— The problem —
Write out the data below exactly as given, without any of its pictures.

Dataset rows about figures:

____

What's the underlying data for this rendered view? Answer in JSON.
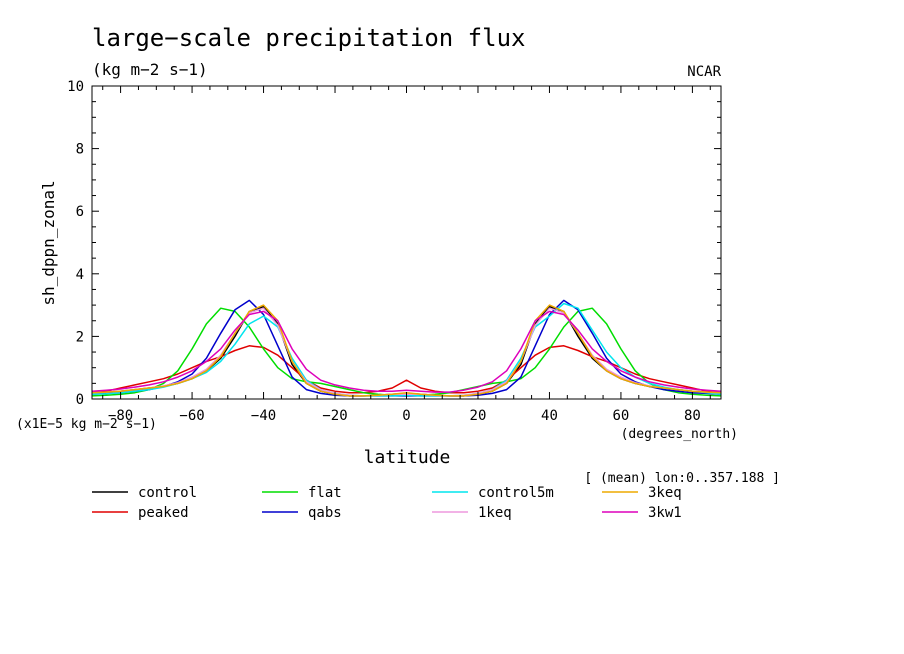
{
  "chart_data": {
    "type": "line",
    "title": "large−scale precipitation flux",
    "subtitle": "(kg m−2 s−1)",
    "credit": "NCAR",
    "xlabel": "latitude",
    "x_units": "(degrees_north)",
    "ylabel": "sh_dppn_zonal",
    "y_scale_note": "(x1E−5 kg m−2 s−1)",
    "mean_note": "[ (mean) lon:0..357.188 ]",
    "xlim": [
      -88,
      88
    ],
    "ylim": [
      0,
      10
    ],
    "x_ticks": [
      -80,
      -60,
      -40,
      -20,
      0,
      20,
      40,
      60,
      80
    ],
    "x_tick_labels": [
      "−80",
      "−60",
      "−40",
      "−20",
      "0",
      "20",
      "40",
      "60",
      "80"
    ],
    "y_ticks": [
      0,
      2,
      4,
      6,
      8,
      10
    ],
    "y_tick_labels": [
      "0",
      "2",
      "4",
      "6",
      "8",
      "10"
    ],
    "x": [
      -88,
      -84,
      -80,
      -76,
      -72,
      -68,
      -64,
      -60,
      -56,
      -52,
      -48,
      -44,
      -40,
      -36,
      -32,
      -28,
      -24,
      -20,
      -16,
      -12,
      -8,
      -4,
      0,
      4,
      8,
      12,
      16,
      20,
      24,
      28,
      32,
      36,
      40,
      44,
      48,
      52,
      56,
      60,
      64,
      68,
      72,
      76,
      80,
      84,
      88
    ],
    "series": [
      {
        "name": "control",
        "color": "#000000",
        "values": [
          0.2,
          0.22,
          0.25,
          0.3,
          0.35,
          0.4,
          0.5,
          0.65,
          0.9,
          1.3,
          2.0,
          2.8,
          2.95,
          2.4,
          1.1,
          0.5,
          0.25,
          0.15,
          0.1,
          0.1,
          0.12,
          0.15,
          0.18,
          0.15,
          0.12,
          0.1,
          0.1,
          0.15,
          0.25,
          0.5,
          1.1,
          2.4,
          2.95,
          2.8,
          2.0,
          1.3,
          0.9,
          0.65,
          0.5,
          0.4,
          0.35,
          0.3,
          0.25,
          0.22,
          0.2
        ]
      },
      {
        "name": "peaked",
        "color": "#e00000",
        "values": [
          0.2,
          0.25,
          0.35,
          0.45,
          0.55,
          0.65,
          0.8,
          1.0,
          1.2,
          1.35,
          1.55,
          1.7,
          1.65,
          1.4,
          1.0,
          0.6,
          0.35,
          0.25,
          0.2,
          0.2,
          0.25,
          0.35,
          0.6,
          0.35,
          0.25,
          0.2,
          0.2,
          0.25,
          0.35,
          0.6,
          1.0,
          1.4,
          1.65,
          1.7,
          1.55,
          1.35,
          1.2,
          1.0,
          0.8,
          0.65,
          0.55,
          0.45,
          0.35,
          0.25,
          0.2
        ]
      },
      {
        "name": "flat",
        "color": "#00dd00",
        "values": [
          0.1,
          0.12,
          0.15,
          0.2,
          0.3,
          0.5,
          0.9,
          1.6,
          2.4,
          2.9,
          2.8,
          2.3,
          1.6,
          1.0,
          0.65,
          0.55,
          0.5,
          0.4,
          0.3,
          0.2,
          0.15,
          0.12,
          0.1,
          0.12,
          0.15,
          0.2,
          0.3,
          0.4,
          0.5,
          0.55,
          0.65,
          1.0,
          1.6,
          2.3,
          2.8,
          2.9,
          2.4,
          1.6,
          0.9,
          0.5,
          0.3,
          0.2,
          0.15,
          0.12,
          0.1
        ]
      },
      {
        "name": "qabs",
        "color": "#0000cc",
        "values": [
          0.15,
          0.18,
          0.2,
          0.25,
          0.3,
          0.4,
          0.55,
          0.8,
          1.3,
          2.1,
          2.85,
          3.15,
          2.7,
          1.7,
          0.7,
          0.3,
          0.18,
          0.12,
          0.1,
          0.1,
          0.1,
          0.1,
          0.1,
          0.1,
          0.1,
          0.1,
          0.1,
          0.12,
          0.18,
          0.3,
          0.7,
          1.7,
          2.7,
          3.15,
          2.85,
          2.1,
          1.3,
          0.8,
          0.55,
          0.4,
          0.3,
          0.25,
          0.2,
          0.18,
          0.15
        ]
      },
      {
        "name": "control5m",
        "color": "#00e5ee",
        "values": [
          0.15,
          0.17,
          0.2,
          0.25,
          0.3,
          0.38,
          0.5,
          0.65,
          0.85,
          1.2,
          1.75,
          2.4,
          2.65,
          2.3,
          1.3,
          0.6,
          0.3,
          0.18,
          0.12,
          0.1,
          0.1,
          0.1,
          0.12,
          0.1,
          0.1,
          0.1,
          0.12,
          0.18,
          0.3,
          0.6,
          1.3,
          2.3,
          2.65,
          3.05,
          2.9,
          2.2,
          1.5,
          1.0,
          0.7,
          0.5,
          0.38,
          0.3,
          0.25,
          0.2,
          0.15
        ]
      },
      {
        "name": "1keq",
        "color": "#ee99dd",
        "values": [
          0.2,
          0.22,
          0.25,
          0.3,
          0.35,
          0.42,
          0.52,
          0.7,
          0.95,
          1.4,
          2.1,
          2.75,
          2.9,
          2.35,
          1.2,
          0.55,
          0.3,
          0.18,
          0.12,
          0.1,
          0.12,
          0.15,
          0.15,
          0.15,
          0.12,
          0.1,
          0.12,
          0.18,
          0.3,
          0.55,
          1.2,
          2.35,
          2.9,
          2.75,
          2.1,
          1.4,
          0.95,
          0.7,
          0.52,
          0.42,
          0.35,
          0.3,
          0.25,
          0.22,
          0.2
        ]
      },
      {
        "name": "3keq",
        "color": "#eeaa00",
        "values": [
          0.2,
          0.22,
          0.25,
          0.3,
          0.35,
          0.4,
          0.5,
          0.65,
          0.9,
          1.35,
          2.1,
          2.8,
          3.0,
          2.5,
          1.2,
          0.5,
          0.25,
          0.15,
          0.1,
          0.1,
          0.12,
          0.15,
          0.2,
          0.15,
          0.12,
          0.1,
          0.1,
          0.15,
          0.25,
          0.5,
          1.2,
          2.5,
          3.0,
          2.8,
          2.1,
          1.35,
          0.9,
          0.65,
          0.5,
          0.4,
          0.35,
          0.3,
          0.25,
          0.22,
          0.2
        ]
      },
      {
        "name": "3kw1",
        "color": "#dd00bb",
        "values": [
          0.25,
          0.28,
          0.32,
          0.38,
          0.45,
          0.55,
          0.7,
          0.9,
          1.2,
          1.6,
          2.2,
          2.7,
          2.8,
          2.5,
          1.6,
          0.95,
          0.6,
          0.45,
          0.35,
          0.28,
          0.25,
          0.25,
          0.28,
          0.25,
          0.22,
          0.22,
          0.28,
          0.38,
          0.55,
          0.9,
          1.6,
          2.5,
          2.8,
          2.7,
          2.2,
          1.6,
          1.2,
          0.9,
          0.7,
          0.55,
          0.45,
          0.38,
          0.32,
          0.28,
          0.25
        ]
      }
    ]
  }
}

____

— Exercise response —
What's the underlying data for this rendered view? Answer in JSON.
{
  "chart_data": {
    "type": "line",
    "title": "large−scale precipitation flux",
    "subtitle": "(kg m−2 s−1)",
    "credit": "NCAR",
    "xlabel": "latitude",
    "x_units": "(degrees_north)",
    "ylabel": "sh_dppn_zonal",
    "y_scale_note": "(x1E−5 kg m−2 s−1)",
    "mean_note": "[ (mean) lon:0..357.188 ]",
    "xlim": [
      -88,
      88
    ],
    "ylim": [
      0,
      10
    ],
    "x_ticks": [
      -80,
      -60,
      -40,
      -20,
      0,
      20,
      40,
      60,
      80
    ],
    "x_tick_labels": [
      "−80",
      "−60",
      "−40",
      "−20",
      "0",
      "20",
      "40",
      "60",
      "80"
    ],
    "y_ticks": [
      0,
      2,
      4,
      6,
      8,
      10
    ],
    "y_tick_labels": [
      "0",
      "2",
      "4",
      "6",
      "8",
      "10"
    ],
    "x": [
      -88,
      -84,
      -80,
      -76,
      -72,
      -68,
      -64,
      -60,
      -56,
      -52,
      -48,
      -44,
      -40,
      -36,
      -32,
      -28,
      -24,
      -20,
      -16,
      -12,
      -8,
      -4,
      0,
      4,
      8,
      12,
      16,
      20,
      24,
      28,
      32,
      36,
      40,
      44,
      48,
      52,
      56,
      60,
      64,
      68,
      72,
      76,
      80,
      84,
      88
    ],
    "series": [
      {
        "name": "control",
        "color": "#000000",
        "values": [
          0.2,
          0.22,
          0.25,
          0.3,
          0.35,
          0.4,
          0.5,
          0.65,
          0.9,
          1.3,
          2.0,
          2.8,
          2.95,
          2.4,
          1.1,
          0.5,
          0.25,
          0.15,
          0.1,
          0.1,
          0.12,
          0.15,
          0.18,
          0.15,
          0.12,
          0.1,
          0.1,
          0.15,
          0.25,
          0.5,
          1.1,
          2.4,
          2.95,
          2.8,
          2.0,
          1.3,
          0.9,
          0.65,
          0.5,
          0.4,
          0.35,
          0.3,
          0.25,
          0.22,
          0.2
        ]
      },
      {
        "name": "peaked",
        "color": "#e00000",
        "values": [
          0.2,
          0.25,
          0.35,
          0.45,
          0.55,
          0.65,
          0.8,
          1.0,
          1.2,
          1.35,
          1.55,
          1.7,
          1.65,
          1.4,
          1.0,
          0.6,
          0.35,
          0.25,
          0.2,
          0.2,
          0.25,
          0.35,
          0.6,
          0.35,
          0.25,
          0.2,
          0.2,
          0.25,
          0.35,
          0.6,
          1.0,
          1.4,
          1.65,
          1.7,
          1.55,
          1.35,
          1.2,
          1.0,
          0.8,
          0.65,
          0.55,
          0.45,
          0.35,
          0.25,
          0.2
        ]
      },
      {
        "name": "flat",
        "color": "#00dd00",
        "values": [
          0.1,
          0.12,
          0.15,
          0.2,
          0.3,
          0.5,
          0.9,
          1.6,
          2.4,
          2.9,
          2.8,
          2.3,
          1.6,
          1.0,
          0.65,
          0.55,
          0.5,
          0.4,
          0.3,
          0.2,
          0.15,
          0.12,
          0.1,
          0.12,
          0.15,
          0.2,
          0.3,
          0.4,
          0.5,
          0.55,
          0.65,
          1.0,
          1.6,
          2.3,
          2.8,
          2.9,
          2.4,
          1.6,
          0.9,
          0.5,
          0.3,
          0.2,
          0.15,
          0.12,
          0.1
        ]
      },
      {
        "name": "qabs",
        "color": "#0000cc",
        "values": [
          0.15,
          0.18,
          0.2,
          0.25,
          0.3,
          0.4,
          0.55,
          0.8,
          1.3,
          2.1,
          2.85,
          3.15,
          2.7,
          1.7,
          0.7,
          0.3,
          0.18,
          0.12,
          0.1,
          0.1,
          0.1,
          0.1,
          0.1,
          0.1,
          0.1,
          0.1,
          0.1,
          0.12,
          0.18,
          0.3,
          0.7,
          1.7,
          2.7,
          3.15,
          2.85,
          2.1,
          1.3,
          0.8,
          0.55,
          0.4,
          0.3,
          0.25,
          0.2,
          0.18,
          0.15
        ]
      },
      {
        "name": "control5m",
        "color": "#00e5ee",
        "values": [
          0.15,
          0.17,
          0.2,
          0.25,
          0.3,
          0.38,
          0.5,
          0.65,
          0.85,
          1.2,
          1.75,
          2.4,
          2.65,
          2.3,
          1.3,
          0.6,
          0.3,
          0.18,
          0.12,
          0.1,
          0.1,
          0.1,
          0.12,
          0.1,
          0.1,
          0.1,
          0.12,
          0.18,
          0.3,
          0.6,
          1.3,
          2.3,
          2.65,
          3.05,
          2.9,
          2.2,
          1.5,
          1.0,
          0.7,
          0.5,
          0.38,
          0.3,
          0.25,
          0.2,
          0.15
        ]
      },
      {
        "name": "1keq",
        "color": "#ee99dd",
        "values": [
          0.2,
          0.22,
          0.25,
          0.3,
          0.35,
          0.42,
          0.52,
          0.7,
          0.95,
          1.4,
          2.1,
          2.75,
          2.9,
          2.35,
          1.2,
          0.55,
          0.3,
          0.18,
          0.12,
          0.1,
          0.12,
          0.15,
          0.15,
          0.15,
          0.12,
          0.1,
          0.12,
          0.18,
          0.3,
          0.55,
          1.2,
          2.35,
          2.9,
          2.75,
          2.1,
          1.4,
          0.95,
          0.7,
          0.52,
          0.42,
          0.35,
          0.3,
          0.25,
          0.22,
          0.2
        ]
      },
      {
        "name": "3keq",
        "color": "#eeaa00",
        "values": [
          0.2,
          0.22,
          0.25,
          0.3,
          0.35,
          0.4,
          0.5,
          0.65,
          0.9,
          1.35,
          2.1,
          2.8,
          3.0,
          2.5,
          1.2,
          0.5,
          0.25,
          0.15,
          0.1,
          0.1,
          0.12,
          0.15,
          0.2,
          0.15,
          0.12,
          0.1,
          0.1,
          0.15,
          0.25,
          0.5,
          1.2,
          2.5,
          3.0,
          2.8,
          2.1,
          1.35,
          0.9,
          0.65,
          0.5,
          0.4,
          0.35,
          0.3,
          0.25,
          0.22,
          0.2
        ]
      },
      {
        "name": "3kw1",
        "color": "#dd00bb",
        "values": [
          0.25,
          0.28,
          0.32,
          0.38,
          0.45,
          0.55,
          0.7,
          0.9,
          1.2,
          1.6,
          2.2,
          2.7,
          2.8,
          2.5,
          1.6,
          0.95,
          0.6,
          0.45,
          0.35,
          0.28,
          0.25,
          0.25,
          0.28,
          0.25,
          0.22,
          0.22,
          0.28,
          0.38,
          0.55,
          0.9,
          1.6,
          2.5,
          2.8,
          2.7,
          2.2,
          1.6,
          1.2,
          0.9,
          0.7,
          0.55,
          0.45,
          0.38,
          0.32,
          0.28,
          0.25
        ]
      }
    ]
  }
}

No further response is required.